*Records from a collection*.
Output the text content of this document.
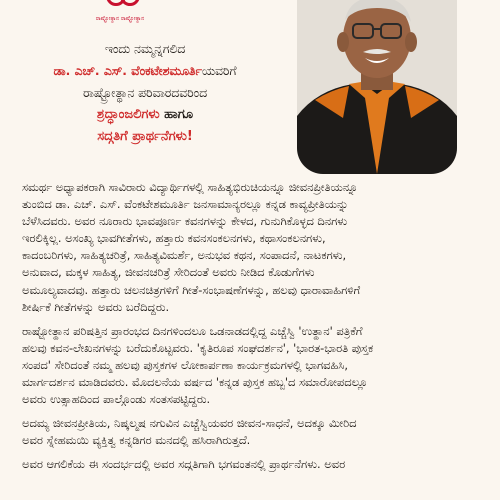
ರಾಷ್ಟ್ರೋತ್ಥಾನ ರಾಷ್ಟ್ರೋತ್ಥಾನ

ಇಂದು ನಮ್ಮನ್ನಗಲಿದ

ಡಾ. ಎಚ್. ಎಸ್. ವೆಂಕಟೇಶಮೂರ್ತಿಯವರಿಗೆ

ರಾಷ್ಟ್ರೋತ್ಥಾನ ಪರಿವಾರದವರಿಂದ

ಶ್ರದ್ಧಾಂಜಲಿಗಳು ಹಾಗೂ

ಸದ್ಗತಿಗೆ ಪ್ರಾರ್ಥನೆಗಳು!

ಸಮರ್ಥ ಅಧ್ಯಾಪಕರಾಗಿ ಸಾವಿರಾರು ವಿದ್ಯಾರ್ಥಿಗಳಲ್ಲಿ ಸಾಹಿತ್ಯಭಿರುಚಿಯನ್ನೂ ಜೀವನಪ್ರೀತಿಯನ್ನೂ
ತುಂಬಿದ ಡಾ. ಎಚ್. ಎಸ್. ವೆಂಕಟೇಶಮೂರ್ತಿ ಜನಸಾಮಾನ್ಯರಲ್ಲೂ ಕನ್ನಡ ಕಾವ್ಯಪ್ರೀತಿಯನ್ನು
ಬೆಳೆಸಿದವರು. ಅವರ ನೂರಾರು ಭಾವಪೂರ್ಣ ಕವನಗಳನ್ನು ಕೇಳದ, ಗುನುಗಿಕೊಳ್ಳದ ದಿನಗಳು
ಇರಲಿಕ್ಕಿಲ್ಲ. ಅಸಂಖ್ಯ ಭಾವಗೀತೆಗಳು, ಹತ್ತಾರು ಕವನಸಂಕಲನಗಳು, ಕಥಾಸಂಕಲನಗಳು,
ಕಾದಂಬರಿಗಳು, ಸಾಹಿತ್ಯಚರಿತ್ರೆ, ಸಾಹಿತ್ಯವಿಮರ್ಶೆ, ಅನುಭವ ಕಥನ, ಸಂಪಾದನೆ, ನಾಟಕಗಳು,
ಅನುವಾದ, ಮಕ್ಕಳ ಸಾಹಿತ್ಯ, ಜೀವನಚರಿತ್ರೆ ಸೇರಿದಂತೆ ಅವರು ನೀಡಿದ ಕೊಡುಗೆಗಳು
ಅಮೂಲ್ಯವಾದವು. ಹತ್ತಾರು ಚಲನಚಿತ್ರಗಳಿಗೆ ಗೀತೆ-ಸಂಭಾಷಣೆಗಳನ್ನು, ಹಲವು ಧಾರಾವಾಹಿಗಳಿಗೆ
ಶೀರ್ಷಿಕೆ ಗೀತೆಗಳನ್ನು ಅವರು ಬರೆದಿದ್ದರು.

ರಾಷ್ಟ್ರೋತ್ಥಾನ ಪರಿಷತ್ತಿನ ಪ್ರಾರಂಭದ ದಿನಗಳಿಂದಲೂ ಒಡನಾಡದಲ್ಲಿದ್ದ ಎಚ್ಚೆಸ್ವಿ 'ಉತ್ಥಾನ' ಪತ್ರಿಕೆಗೆ
ಹಲವು ಕವನ-ಲೇಖನಗಳನ್ನು ಬರೆದುಕೊಟ್ಟವರು. 'ಕೃತಿರೂಪ ಸಂಘದರ್ಶನ', 'ಭಾರತ-ಭಾರತಿ ಪುಸ್ತಕ
ಸಂಪದ' ಸೇರಿದಂತೆ ನಮ್ಮ ಹಲವು ಪುಸ್ತಕಗಳ ಲೋಕಾರ್ಪಣಾ ಕಾರ್ಯಕ್ರಮಗಳಲ್ಲಿ ಭಾಗವಹಿಸಿ,
ಮಾರ್ಗದರ್ಶನ ಮಾಡಿದವರು. ಮೊದಲನೆಯ ವರ್ಷದ 'ಕನ್ನಡ ಪುಸ್ತಕ ಹಬ್ಬ'ದ ಸಮಾರೋಪದಲ್ಲೂ
ಅವರು ಉತ್ಸಾಹದಿಂದ ಪಾಲ್ಗೊಂಡು ಸಂತಸಪಟ್ಟಿದ್ದರು.

ಅದಮ್ಯ ಜೀವನಪ್ರೀತಿಯ, ನಿಷ್ಕಲ್ಮಷ ನಗುವಿನ ಎಚ್ಚೆಸ್ವಿಯವರ ಜೀವನ-ಸಾಧನೆ, ಅದಕ್ಕೂ ಮೀರಿದ
ಅವರ ಸ್ನೇಹಮಯಿ ವ್ಯಕ್ತಿತ್ವ ಕನ್ನಡಿಗರ ಮನದಲ್ಲಿ ಹಸಿರಾಗಿರುತ್ತದೆ.

ಅವರ ಆಗಲಿಕೆಯ ಈ ಸಂದರ್ಭದಲ್ಲಿ ಅವರ ಸದ್ಗತಿಗಾಗಿ ಭಗವಂತನಲ್ಲಿ ಪ್ರಾರ್ಥನೆಗಳು. ಅವರ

*Challenge*. Give all the entries again exactly, dropping each picture.

*Solution to this exercise*.
Output the text content of this document.
ರಾಷ್ಟ್ರೋತ್ಥಾನ ರಾಷ್ಟ್ರೋತ್ಥಾನ

ಇಂದು ನಮ್ಮನ್ನಗಲಿದ

ಡಾ. ಎಚ್. ಎಸ್. ವೆಂಕಟೇಶಮೂರ್ತಿಯವರಿಗೆ

ರಾಷ್ಟ್ರೋತ್ಥಾನ ಪರಿವಾರದವರಿಂದ

ಶ್ರದ್ಧಾಂಜಲಿಗಳು ಹಾಗೂ

ಸದ್ಗತಿಗೆ ಪ್ರಾರ್ಥನೆಗಳು!

ಸಮರ್ಥ ಅಧ್ಯಾಪಕರಾಗಿ ಸಾವಿರಾರು ವಿದ್ಯಾರ್ಥಿಗಳಲ್ಲಿ ಸಾಹಿತ್ಯಭಿರುಚಿಯನ್ನೂ ಜೀವನಪ್ರೀತಿಯನ್ನೂ
ತುಂಬಿದ ಡಾ. ಎಚ್. ಎಸ್. ವೆಂಕಟೇಶಮೂರ್ತಿ ಜನಸಾಮಾನ್ಯರಲ್ಲೂ ಕನ್ನಡ ಕಾವ್ಯಪ್ರೀತಿಯನ್ನು
ಬೆಳೆಸಿದವರು. ಅವರ ನೂರಾರು ಭಾವಪೂರ್ಣ ಕವನಗಳನ್ನು ಕೇಳದ, ಗುನುಗಿಕೊಳ್ಳದ ದಿನಗಳು
ಇರಲಿಕ್ಕಿಲ್ಲ. ಅಸಂಖ್ಯ ಭಾವಗೀತೆಗಳು, ಹತ್ತಾರು ಕವನಸಂಕಲನಗಳು, ಕಥಾಸಂಕಲನಗಳು,
ಕಾದಂಬರಿಗಳು, ಸಾಹಿತ್ಯಚರಿತ್ರೆ, ಸಾಹಿತ್ಯವಿಮರ್ಶೆ, ಅನುಭವ ಕಥನ, ಸಂಪಾದನೆ, ನಾಟಕಗಳು,
ಅನುವಾದ, ಮಕ್ಕಳ ಸಾಹಿತ್ಯ, ಜೀವನಚರಿತ್ರೆ ಸೇರಿದಂತೆ ಅವರು ನೀಡಿದ ಕೊಡುಗೆಗಳು
ಅಮೂಲ್ಯವಾದವು. ಹತ್ತಾರು ಚಲನಚಿತ್ರಗಳಿಗೆ ಗೀತೆ-ಸಂಭಾಷಣೆಗಳನ್ನು, ಹಲವು ಧಾರಾವಾಹಿಗಳಿಗೆ
ಶೀರ್ಷಿಕೆ ಗೀತೆಗಳನ್ನು ಅವರು ಬರೆದಿದ್ದರು.

ರಾಷ್ಟ್ರೋತ್ಥಾನ ಪರಿಷತ್ತಿನ ಪ್ರಾರಂಭದ ದಿನಗಳಿಂದಲೂ ಒಡನಾಡದಲ್ಲಿದ್ದ ಎಚ್ಚೆಸ್ವಿ 'ಉತ್ಥಾನ' ಪತ್ರಿಕೆಗೆ
ಹಲವು ಕವನ-ಲೇಖನಗಳನ್ನು ಬರೆದುಕೊಟ್ಟವರು. 'ಕೃತಿರೂಪ ಸಂಘದರ್ಶನ', 'ಭಾರತ-ಭಾರತಿ ಪುಸ್ತಕ
ಸಂಪದ' ಸೇರಿದಂತೆ ನಮ್ಮ ಹಲವು ಪುಸ್ತಕಗಳ ಲೋಕಾರ್ಪಣಾ ಕಾರ್ಯಕ್ರಮಗಳಲ್ಲಿ ಭಾಗವಹಿಸಿ,
ಮಾರ್ಗದರ್ಶನ ಮಾಡಿದವರು. ಮೊದಲನೆಯ ವರ್ಷದ 'ಕನ್ನಡ ಪುಸ್ತಕ ಹಬ್ಬ'ದ ಸಮಾರೋಪದಲ್ಲೂ
ಅವರು ಉತ್ಸಾಹದಿಂದ ಪಾಲ್ಗೊಂಡು ಸಂತಸಪಟ್ಟಿದ್ದರು.

ಅದಮ್ಯ ಜೀವನಪ್ರೀತಿಯ, ನಿಷ್ಕಲ್ಮಷ ನಗುವಿನ ಎಚ್ಚೆಸ್ವಿಯವರ ಜೀವನ-ಸಾಧನೆ, ಅದಕ್ಕೂ ಮೀರಿದ
ಅವರ ಸ್ನೇಹಮಯಿ ವ್ಯಕ್ತಿತ್ವ ಕನ್ನಡಿಗರ ಮನದಲ್ಲಿ ಹಸಿರಾಗಿರುತ್ತದೆ.

ಅವರ ಆಗಲಿಕೆಯ ಈ ಸಂದರ್ಭದಲ್ಲಿ ಅವರ ಸದ್ಗತಿಗಾಗಿ ಭಗವಂತನಲ್ಲಿ ಪ್ರಾರ್ಥನೆಗಳು. ಅವರ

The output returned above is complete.